Stored entries
—————
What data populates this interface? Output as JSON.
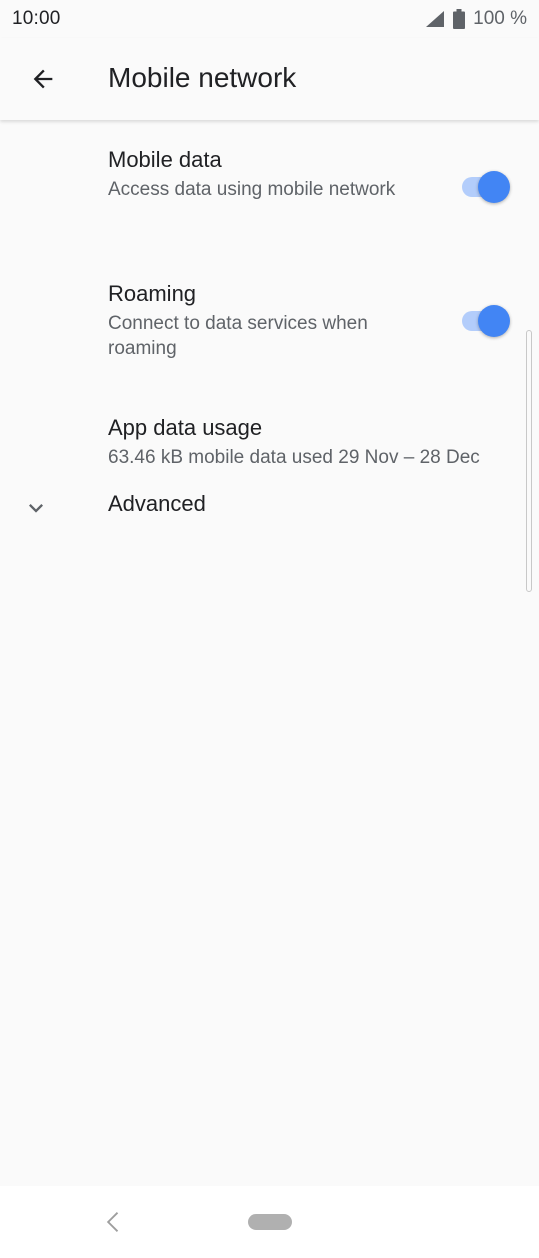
{
  "status_bar": {
    "time": "10:00",
    "battery_text": "100 %"
  },
  "app_bar": {
    "title": "Mobile network",
    "back_icon": "arrow-back-icon"
  },
  "preferences": {
    "mobile_data": {
      "title": "Mobile data",
      "summary": "Access data using mobile network",
      "enabled": true
    },
    "roaming": {
      "title": "Roaming",
      "summary": "Connect to data services when roaming",
      "enabled": true
    },
    "app_data_usage": {
      "title": "App data usage",
      "summary": "63.46 kB mobile data used 29 Nov – 28 Dec"
    },
    "advanced": {
      "title": "Advanced",
      "icon": "chevron-down-icon"
    }
  },
  "colors": {
    "accent": "#4285f4",
    "accent_track": "#b3cdfb",
    "background": "#fafafa"
  }
}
—————
Exercise description - Write every entry out again exactly, dropping the pictures.

Written reply -
What data populates this interface? Output as JSON.
{
  "status_bar": {
    "time": "10:00",
    "battery_text": "100 %"
  },
  "app_bar": {
    "title": "Mobile network",
    "back_icon": "arrow-back-icon"
  },
  "preferences": {
    "mobile_data": {
      "title": "Mobile data",
      "summary": "Access data using mobile network",
      "enabled": true
    },
    "roaming": {
      "title": "Roaming",
      "summary": "Connect to data services when roaming",
      "enabled": true
    },
    "app_data_usage": {
      "title": "App data usage",
      "summary": "63.46 kB mobile data used 29 Nov – 28 Dec"
    },
    "advanced": {
      "title": "Advanced",
      "icon": "chevron-down-icon"
    }
  },
  "colors": {
    "accent": "#4285f4",
    "accent_track": "#b3cdfb",
    "background": "#fafafa"
  }
}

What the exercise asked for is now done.